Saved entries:
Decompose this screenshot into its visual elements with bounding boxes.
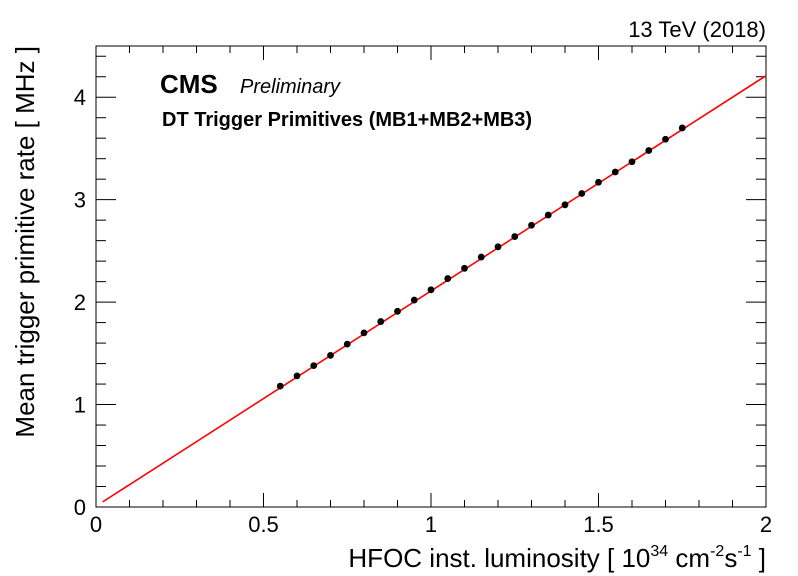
status-label: Preliminary: [240, 76, 341, 98]
data-point: [394, 307, 401, 315]
x-axis-title-mid2: s: [724, 543, 737, 573]
data-point: [293, 372, 301, 380]
y-tick-label: 0: [74, 495, 86, 520]
x-axis-title-mid: cm: [668, 543, 710, 573]
data-point: [444, 275, 452, 282]
data-point: [360, 329, 368, 337]
x-axis-title-sup3: -1: [737, 543, 751, 560]
data-point: [628, 158, 636, 166]
axis-tick-labels: 0 0.5 1 1.5 2 0 1 2 3 4: [74, 85, 772, 537]
data-point: [511, 233, 519, 240]
data-point: [377, 318, 385, 325]
data-point: [410, 296, 418, 304]
x-axis-title-sup1: 34: [650, 543, 668, 560]
data-point: [494, 243, 502, 251]
data-point: [310, 362, 318, 370]
y-tick-label: 3: [74, 188, 86, 213]
y-tick-label: 4: [74, 85, 86, 110]
data-point: [662, 135, 669, 143]
data-point: [427, 286, 435, 294]
energy-label: 13 TeV (2018): [628, 17, 766, 42]
chart-subtitle: DT Trigger Primitives (MB1+MB2+MB3): [162, 109, 532, 131]
experiment-label: CMS: [160, 69, 218, 99]
data-point: [528, 221, 535, 229]
data-point: [578, 190, 586, 197]
x-tick-label: 0: [90, 512, 102, 537]
data-point: [595, 178, 602, 186]
data-point: [611, 168, 619, 176]
data-point: [461, 264, 468, 272]
data-point: [276, 382, 284, 390]
x-axis-title: HFOC inst. luminosity [ 1034 cm-2s-1 ]: [348, 543, 766, 573]
data-points: [276, 124, 686, 390]
x-axis-title-sup2: -2: [710, 543, 724, 560]
x-axis-title-end: ]: [752, 543, 766, 573]
data-point: [678, 124, 686, 132]
fit-line: [102, 75, 767, 503]
x-axis-title-main: HFOC inst. luminosity [ 10: [348, 543, 650, 573]
x-tick-label: 1: [425, 512, 437, 537]
data-point: [343, 340, 351, 348]
axis-ticks: [95, 46, 767, 508]
data-point: [327, 351, 334, 359]
x-tick-label: 2: [760, 512, 772, 537]
fit-line-group: [102, 75, 767, 503]
x-tick-label: 1.5: [583, 512, 614, 537]
data-point: [477, 253, 485, 261]
data-point: [544, 211, 552, 219]
y-axis-title: Mean trigger primitive rate [ MHz ]: [10, 46, 40, 438]
x-tick-label: 0.5: [248, 512, 279, 537]
y-tick-label: 1: [74, 393, 86, 418]
y-tick-label: 2: [74, 290, 86, 315]
data-point: [561, 201, 569, 209]
data-point: [645, 147, 653, 154]
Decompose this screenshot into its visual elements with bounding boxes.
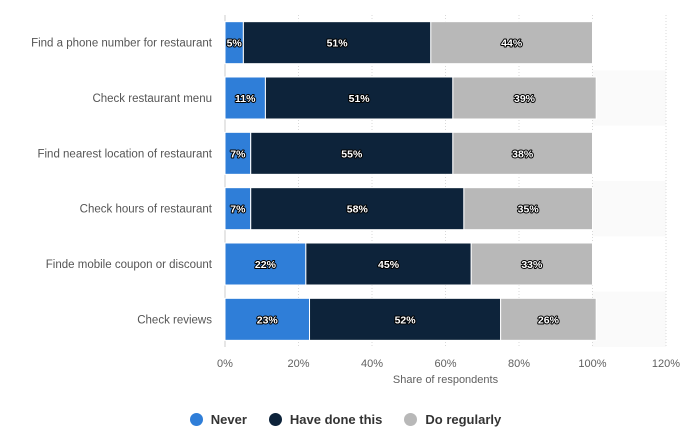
band-shade [592,181,666,237]
x-axis-title: Share of respondents [393,374,499,386]
bar-have-done-this [250,187,465,231]
category-label: Finde mobile coupon or discount [46,259,213,271]
x-tick-label: 120% [652,358,680,370]
legend-swatch-have-done-this [268,412,282,426]
data-label: 23% [257,314,279,326]
legend-label-never: Never [210,411,247,427]
data-label: 38% [512,148,534,160]
bar-have-done-this [309,297,502,341]
bar-do-regularly [500,297,597,341]
legend-swatch-never [189,412,203,426]
category-label: Find nearest location of restaurant [37,148,212,160]
x-tick-label: 20% [287,358,309,370]
data-label: 51% [327,38,349,50]
data-label: 22% [255,259,277,271]
category-label: Check restaurant menu [92,93,212,105]
bar-never [224,297,311,341]
bar-do-regularly [470,242,594,286]
category-label: Check hours of restaurant [80,204,213,216]
legend-swatch-do-regularly [404,412,418,426]
x-tick-label: 100% [578,358,606,370]
data-label: 58% [347,204,369,216]
data-label: 45% [378,259,400,271]
bar-never [224,131,252,175]
bar-do-regularly [430,21,593,65]
data-label: 7% [230,148,246,160]
bar-never [224,187,252,231]
x-tick-label: 80% [508,358,530,370]
data-label: 26% [538,314,560,326]
data-label: 44% [501,38,523,50]
band-shade [592,291,666,347]
data-label: 11% [235,93,256,105]
legend-label-do-regularly: Do regularly [425,411,502,427]
legend: Never Have done this Do regularly [0,408,691,430]
data-label: 5% [227,38,243,50]
x-tick-label: 0% [217,358,233,370]
bar-do-regularly [452,131,593,175]
category-label: Check reviews [137,314,212,326]
bar-have-done-this [242,21,432,65]
data-label: 35% [518,204,540,216]
legend-item-do-regularly[interactable]: Do regularly [404,412,501,427]
bar-do-regularly [463,187,593,231]
legend-item-never[interactable]: Never [189,411,247,427]
data-label: 51% [349,93,371,105]
bar-have-done-this [305,242,472,286]
legend-item-have-done-this[interactable]: Have done this [268,411,383,427]
x-tick-label: 60% [434,358,456,370]
legend-label-have-done-this: Have done this [289,411,383,427]
data-label: 55% [341,148,363,160]
data-label: 52% [395,314,417,326]
band-shade [592,70,666,126]
bar-have-done-this [250,131,454,175]
x-tick-label: 40% [361,358,383,370]
category-label: Find a phone number for restaurant [31,38,213,50]
data-label: 33% [521,259,543,271]
data-label: 7% [230,204,246,216]
data-label: 39% [514,93,536,105]
bar-never [224,76,266,120]
bar-do-regularly [452,76,597,120]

Requirement: Return all the records above word for word, leaving out the pictures.

Exercise solution:
Decompose this screenshot into its visual elements with bounding boxes.
status-label: Preliminary: [240, 76, 341, 98]
data-point: [394, 307, 401, 315]
x-axis-title-mid2: s: [724, 543, 737, 573]
data-point: [293, 372, 301, 380]
y-tick-label: 0: [74, 495, 86, 520]
x-axis-title-mid: cm: [668, 543, 710, 573]
data-point: [444, 275, 452, 282]
data-point: [360, 329, 368, 337]
x-axis-title-sup3: -1: [737, 543, 751, 560]
data-point: [628, 158, 636, 166]
axis-tick-labels: 0 0.5 1 1.5 2 0 1 2 3 4: [74, 85, 772, 537]
data-point: [511, 233, 519, 240]
data-point: [377, 318, 385, 325]
data-point: [410, 296, 418, 304]
x-axis-title-sup1: 34: [650, 543, 668, 560]
data-point: [494, 243, 502, 251]
data-point: [310, 362, 318, 370]
y-tick-label: 3: [74, 188, 86, 213]
y-tick-label: 4: [74, 85, 86, 110]
data-point: [662, 135, 669, 143]
data-point: [427, 286, 435, 294]
energy-label: 13 TeV (2018): [628, 17, 766, 42]
chart-subtitle: DT Trigger Primitives (MB1+MB2+MB3): [162, 109, 532, 131]
experiment-label: CMS: [160, 69, 218, 99]
data-point: [528, 221, 535, 229]
data-point: [578, 190, 586, 197]
x-tick-label: 0: [90, 512, 102, 537]
data-point: [595, 178, 602, 186]
data-point: [611, 168, 619, 176]
data-point: [461, 264, 468, 272]
data-point: [276, 382, 284, 390]
x-axis-title: HFOC inst. luminosity [ 1034 cm-2s-1 ]: [348, 543, 766, 573]
data-points: [276, 124, 686, 390]
x-axis-title-sup2: -2: [710, 543, 724, 560]
x-axis-title-end: ]: [752, 543, 766, 573]
data-point: [678, 124, 686, 132]
fit-line: [102, 75, 767, 503]
x-axis-title-main: HFOC inst. luminosity [ 10: [348, 543, 650, 573]
x-tick-label: 1: [425, 512, 437, 537]
data-point: [343, 340, 351, 348]
axis-ticks: [95, 46, 767, 508]
data-point: [327, 351, 334, 359]
x-tick-label: 2: [760, 512, 772, 537]
fit-line-group: [102, 75, 767, 503]
x-tick-label: 1.5: [583, 512, 614, 537]
data-point: [477, 253, 485, 261]
data-point: [544, 211, 552, 219]
y-axis-title: Mean trigger primitive rate [ MHz ]: [10, 46, 40, 438]
x-tick-label: 0.5: [248, 512, 279, 537]
y-tick-label: 1: [74, 393, 86, 418]
y-tick-label: 2: [74, 290, 86, 315]
data-point: [561, 201, 569, 209]
data-point: [645, 147, 653, 154]
Decompose this screenshot into its visual elements with bounding boxes.
band-shade [592,181,666,237]
x-axis-title: Share of respondents [393,374,499,386]
bar-have-done-this [250,187,465,231]
category-label: Finde mobile coupon or discount [46,259,213,271]
x-tick-label: 120% [652,358,680,370]
legend-swatch-have-done-this [268,412,282,426]
data-label: 23% [257,314,279,326]
legend-label-never: Never [210,411,247,427]
data-label: 38% [512,148,534,160]
bar-have-done-this [309,297,502,341]
bar-do-regularly [500,297,597,341]
legend-swatch-never [189,412,203,426]
category-label: Find nearest location of restaurant [37,148,212,160]
x-tick-label: 20% [287,358,309,370]
data-label: 51% [327,38,349,50]
data-label: 22% [255,259,277,271]
category-label: Check restaurant menu [92,93,212,105]
bar-never [224,297,311,341]
bar-do-regularly [470,242,594,286]
category-label: Check hours of restaurant [80,204,213,216]
legend-swatch-do-regularly [404,412,418,426]
x-tick-label: 100% [578,358,606,370]
data-label: 58% [347,204,369,216]
data-label: 45% [378,259,400,271]
bar-never [224,131,252,175]
bar-do-regularly [430,21,593,65]
data-label: 7% [230,148,246,160]
bar-never [224,187,252,231]
x-tick-label: 80% [508,358,530,370]
data-label: 26% [538,314,560,326]
data-label: 44% [501,38,523,50]
band-shade [592,291,666,347]
data-label: 11% [235,93,256,105]
legend-label-do-regularly: Do regularly [425,411,502,427]
legend: Never Have done this Do regularly [0,408,691,430]
data-label: 5% [227,38,243,50]
x-tick-label: 0% [217,358,233,370]
bar-do-regularly [452,131,593,175]
category-label: Check reviews [137,314,212,326]
bar-have-done-this [242,21,432,65]
data-label: 35% [518,204,540,216]
legend-item-do-regularly[interactable]: Do regularly [404,412,501,427]
bar-do-regularly [463,187,593,231]
legend-item-never[interactable]: Never [189,411,247,427]
data-label: 51% [349,93,371,105]
bar-have-done-this [305,242,472,286]
legend-item-have-done-this[interactable]: Have done this [268,411,383,427]
x-tick-label: 60% [434,358,456,370]
legend-label-have-done-this: Have done this [289,411,383,427]
data-label: 55% [341,148,363,160]
data-label: 52% [395,314,417,326]
band-shade [592,70,666,126]
bar-have-done-this [250,131,454,175]
x-tick-label: 40% [361,358,383,370]
category-label: Find a phone number for restaurant [31,38,213,50]
data-label: 33% [521,259,543,271]
data-label: 7% [230,204,246,216]
data-label: 39% [514,93,536,105]
bar-never [224,76,266,120]
bar-do-regularly [452,76,597,120]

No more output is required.